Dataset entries
** Start **

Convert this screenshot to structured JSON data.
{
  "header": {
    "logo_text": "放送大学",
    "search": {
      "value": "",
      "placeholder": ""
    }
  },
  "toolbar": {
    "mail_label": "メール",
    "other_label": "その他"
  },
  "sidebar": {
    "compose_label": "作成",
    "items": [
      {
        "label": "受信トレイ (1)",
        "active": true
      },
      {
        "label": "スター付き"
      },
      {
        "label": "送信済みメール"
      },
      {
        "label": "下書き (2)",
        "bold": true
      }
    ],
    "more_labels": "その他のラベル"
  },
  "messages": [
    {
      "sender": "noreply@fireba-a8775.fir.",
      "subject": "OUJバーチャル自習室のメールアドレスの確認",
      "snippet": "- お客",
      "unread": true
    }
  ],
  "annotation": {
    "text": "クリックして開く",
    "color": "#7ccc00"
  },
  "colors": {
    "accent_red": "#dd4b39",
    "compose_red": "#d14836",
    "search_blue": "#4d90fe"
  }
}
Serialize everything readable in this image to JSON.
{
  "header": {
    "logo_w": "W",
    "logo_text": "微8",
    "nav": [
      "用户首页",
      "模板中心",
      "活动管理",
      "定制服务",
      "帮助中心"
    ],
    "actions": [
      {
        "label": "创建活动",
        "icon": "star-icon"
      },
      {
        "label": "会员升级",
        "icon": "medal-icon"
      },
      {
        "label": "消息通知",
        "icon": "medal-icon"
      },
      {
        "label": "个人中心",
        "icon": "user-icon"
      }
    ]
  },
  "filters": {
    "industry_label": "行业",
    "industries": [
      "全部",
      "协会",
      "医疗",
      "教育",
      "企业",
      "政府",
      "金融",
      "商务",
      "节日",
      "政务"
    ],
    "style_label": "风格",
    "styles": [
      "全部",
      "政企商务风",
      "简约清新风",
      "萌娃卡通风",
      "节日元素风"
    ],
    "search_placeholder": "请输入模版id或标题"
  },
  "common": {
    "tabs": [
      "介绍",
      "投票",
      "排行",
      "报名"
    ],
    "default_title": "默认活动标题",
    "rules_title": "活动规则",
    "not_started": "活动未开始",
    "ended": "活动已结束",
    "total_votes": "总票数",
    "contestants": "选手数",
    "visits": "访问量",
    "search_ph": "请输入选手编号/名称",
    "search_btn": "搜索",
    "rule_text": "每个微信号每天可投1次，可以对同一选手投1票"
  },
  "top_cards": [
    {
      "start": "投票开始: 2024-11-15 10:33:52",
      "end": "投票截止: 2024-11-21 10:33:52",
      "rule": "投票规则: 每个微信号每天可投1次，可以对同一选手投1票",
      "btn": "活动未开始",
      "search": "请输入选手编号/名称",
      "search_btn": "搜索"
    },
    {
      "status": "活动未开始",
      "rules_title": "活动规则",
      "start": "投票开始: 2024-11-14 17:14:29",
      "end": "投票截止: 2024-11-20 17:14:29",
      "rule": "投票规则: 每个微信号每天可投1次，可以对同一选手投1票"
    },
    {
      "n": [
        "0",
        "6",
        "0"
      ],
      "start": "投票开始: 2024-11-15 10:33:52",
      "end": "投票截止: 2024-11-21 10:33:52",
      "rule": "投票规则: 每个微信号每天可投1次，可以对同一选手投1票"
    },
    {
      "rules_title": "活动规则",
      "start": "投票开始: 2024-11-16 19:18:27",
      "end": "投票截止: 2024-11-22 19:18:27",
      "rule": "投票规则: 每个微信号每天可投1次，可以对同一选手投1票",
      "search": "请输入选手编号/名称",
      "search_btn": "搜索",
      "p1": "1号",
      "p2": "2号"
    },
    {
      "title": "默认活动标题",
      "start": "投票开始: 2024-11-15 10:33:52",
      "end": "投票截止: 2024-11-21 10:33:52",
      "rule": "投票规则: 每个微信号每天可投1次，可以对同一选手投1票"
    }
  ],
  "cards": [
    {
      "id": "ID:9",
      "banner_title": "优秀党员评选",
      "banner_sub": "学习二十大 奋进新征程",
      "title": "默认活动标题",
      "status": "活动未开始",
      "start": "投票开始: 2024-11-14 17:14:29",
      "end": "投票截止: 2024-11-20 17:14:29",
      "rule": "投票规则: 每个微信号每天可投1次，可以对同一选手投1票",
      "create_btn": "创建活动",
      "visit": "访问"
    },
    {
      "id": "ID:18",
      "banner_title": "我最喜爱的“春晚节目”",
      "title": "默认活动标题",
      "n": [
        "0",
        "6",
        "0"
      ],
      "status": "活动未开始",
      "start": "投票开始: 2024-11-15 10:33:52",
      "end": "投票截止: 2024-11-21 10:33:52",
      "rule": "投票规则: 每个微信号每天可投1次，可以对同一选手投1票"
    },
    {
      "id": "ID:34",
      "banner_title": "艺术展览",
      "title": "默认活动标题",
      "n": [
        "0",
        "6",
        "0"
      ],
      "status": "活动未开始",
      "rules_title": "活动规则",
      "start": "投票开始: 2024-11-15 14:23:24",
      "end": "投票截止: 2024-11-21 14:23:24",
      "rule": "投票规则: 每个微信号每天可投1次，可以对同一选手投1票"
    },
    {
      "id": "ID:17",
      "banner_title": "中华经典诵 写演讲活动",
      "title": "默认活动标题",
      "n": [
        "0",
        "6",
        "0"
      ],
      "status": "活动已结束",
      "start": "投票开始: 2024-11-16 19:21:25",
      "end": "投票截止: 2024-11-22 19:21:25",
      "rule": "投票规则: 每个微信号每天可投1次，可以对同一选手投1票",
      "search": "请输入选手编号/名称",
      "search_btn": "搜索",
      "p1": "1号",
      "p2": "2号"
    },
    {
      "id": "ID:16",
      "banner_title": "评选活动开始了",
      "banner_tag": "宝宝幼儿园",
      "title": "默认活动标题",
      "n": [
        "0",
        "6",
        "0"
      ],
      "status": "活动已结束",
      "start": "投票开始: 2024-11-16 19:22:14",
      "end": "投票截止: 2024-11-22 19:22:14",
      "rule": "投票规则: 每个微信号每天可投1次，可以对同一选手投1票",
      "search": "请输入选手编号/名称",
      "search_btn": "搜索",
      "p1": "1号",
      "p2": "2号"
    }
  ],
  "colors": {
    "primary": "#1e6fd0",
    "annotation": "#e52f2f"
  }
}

** End **

WHAT TO WORK ON
Every record should be repeated exactly; please leave none out.

EXERCISE RESULT
Convert this screenshot to structured JSON data.
{
  "header": {
    "logo_text": "放送大学",
    "search": {
      "value": "",
      "placeholder": ""
    }
  },
  "toolbar": {
    "mail_label": "メール",
    "other_label": "その他"
  },
  "sidebar": {
    "compose_label": "作成",
    "items": [
      {
        "label": "受信トレイ (1)",
        "active": true
      },
      {
        "label": "スター付き"
      },
      {
        "label": "送信済みメール"
      },
      {
        "label": "下書き (2)",
        "bold": true
      }
    ],
    "more_labels": "その他のラベル"
  },
  "messages": [
    {
      "sender": "noreply@fireba-a8775.fir.",
      "subject": "OUJバーチャル自習室のメールアドレスの確認",
      "snippet": "- お客",
      "unread": true
    }
  ],
  "annotation": {
    "text": "クリックして開く",
    "color": "#7ccc00"
  },
  "colors": {
    "accent_red": "#dd4b39",
    "compose_red": "#d14836",
    "search_blue": "#4d90fe"
  }
}
Serialize everything readable in this image to JSON.
{
  "header": {
    "logo_w": "W",
    "logo_text": "微8",
    "nav": [
      "用户首页",
      "模板中心",
      "活动管理",
      "定制服务",
      "帮助中心"
    ],
    "actions": [
      {
        "label": "创建活动",
        "icon": "star-icon"
      },
      {
        "label": "会员升级",
        "icon": "medal-icon"
      },
      {
        "label": "消息通知",
        "icon": "medal-icon"
      },
      {
        "label": "个人中心",
        "icon": "user-icon"
      }
    ]
  },
  "filters": {
    "industry_label": "行业",
    "industries": [
      "全部",
      "协会",
      "医疗",
      "教育",
      "企业",
      "政府",
      "金融",
      "商务",
      "节日",
      "政务"
    ],
    "style_label": "风格",
    "styles": [
      "全部",
      "政企商务风",
      "简约清新风",
      "萌娃卡通风",
      "节日元素风"
    ],
    "search_placeholder": "请输入模版id或标题"
  },
  "common": {
    "tabs": [
      "介绍",
      "投票",
      "排行",
      "报名"
    ],
    "default_title": "默认活动标题",
    "rules_title": "活动规则",
    "not_started": "活动未开始",
    "ended": "活动已结束",
    "total_votes": "总票数",
    "contestants": "选手数",
    "visits": "访问量",
    "search_ph": "请输入选手编号/名称",
    "search_btn": "搜索",
    "rule_text": "每个微信号每天可投1次，可以对同一选手投1票"
  },
  "top_cards": [
    {
      "start": "投票开始: 2024-11-15 10:33:52",
      "end": "投票截止: 2024-11-21 10:33:52",
      "rule": "投票规则: 每个微信号每天可投1次，可以对同一选手投1票",
      "btn": "活动未开始",
      "search": "请输入选手编号/名称",
      "search_btn": "搜索"
    },
    {
      "status": "活动未开始",
      "rules_title": "活动规则",
      "start": "投票开始: 2024-11-14 17:14:29",
      "end": "投票截止: 2024-11-20 17:14:29",
      "rule": "投票规则: 每个微信号每天可投1次，可以对同一选手投1票"
    },
    {
      "n": [
        "0",
        "6",
        "0"
      ],
      "start": "投票开始: 2024-11-15 10:33:52",
      "end": "投票截止: 2024-11-21 10:33:52",
      "rule": "投票规则: 每个微信号每天可投1次，可以对同一选手投1票"
    },
    {
      "rules_title": "活动规则",
      "start": "投票开始: 2024-11-16 19:18:27",
      "end": "投票截止: 2024-11-22 19:18:27",
      "rule": "投票规则: 每个微信号每天可投1次，可以对同一选手投1票",
      "search": "请输入选手编号/名称",
      "search_btn": "搜索",
      "p1": "1号",
      "p2": "2号"
    },
    {
      "title": "默认活动标题",
      "start": "投票开始: 2024-11-15 10:33:52",
      "end": "投票截止: 2024-11-21 10:33:52",
      "rule": "投票规则: 每个微信号每天可投1次，可以对同一选手投1票"
    }
  ],
  "cards": [
    {
      "id": "ID:9",
      "banner_title": "优秀党员评选",
      "banner_sub": "学习二十大 奋进新征程",
      "title": "默认活动标题",
      "status": "活动未开始",
      "start": "投票开始: 2024-11-14 17:14:29",
      "end": "投票截止: 2024-11-20 17:14:29",
      "rule": "投票规则: 每个微信号每天可投1次，可以对同一选手投1票",
      "create_btn": "创建活动",
      "visit": "访问"
    },
    {
      "id": "ID:18",
      "banner_title": "我最喜爱的“春晚节目”",
      "title": "默认活动标题",
      "n": [
        "0",
        "6",
        "0"
      ],
      "status": "活动未开始",
      "start": "投票开始: 2024-11-15 10:33:52",
      "end": "投票截止: 2024-11-21 10:33:52",
      "rule": "投票规则: 每个微信号每天可投1次，可以对同一选手投1票"
    },
    {
      "id": "ID:34",
      "banner_title": "艺术展览",
      "title": "默认活动标题",
      "n": [
        "0",
        "6",
        "0"
      ],
      "status": "活动未开始",
      "rules_title": "活动规则",
      "start": "投票开始: 2024-11-15 14:23:24",
      "end": "投票截止: 2024-11-21 14:23:24",
      "rule": "投票规则: 每个微信号每天可投1次，可以对同一选手投1票"
    },
    {
      "id": "ID:17",
      "banner_title": "中华经典诵 写演讲活动",
      "title": "默认活动标题",
      "n": [
        "0",
        "6",
        "0"
      ],
      "status": "活动已结束",
      "start": "投票开始: 2024-11-16 19:21:25",
      "end": "投票截止: 2024-11-22 19:21:25",
      "rule": "投票规则: 每个微信号每天可投1次，可以对同一选手投1票",
      "search": "请输入选手编号/名称",
      "search_btn": "搜索",
      "p1": "1号",
      "p2": "2号"
    },
    {
      "id": "ID:16",
      "banner_title": "评选活动开始了",
      "banner_tag": "宝宝幼儿园",
      "title": "默认活动标题",
      "n": [
        "0",
        "6",
        "0"
      ],
      "status": "活动已结束",
      "start": "投票开始: 2024-11-16 19:22:14",
      "end": "投票截止: 2024-11-22 19:22:14",
      "rule": "投票规则: 每个微信号每天可投1次，可以对同一选手投1票",
      "search": "请输入选手编号/名称",
      "search_btn": "搜索",
      "p1": "1号",
      "p2": "2号"
    }
  ],
  "colors": {
    "primary": "#1e6fd0",
    "annotation": "#e52f2f"
  }
}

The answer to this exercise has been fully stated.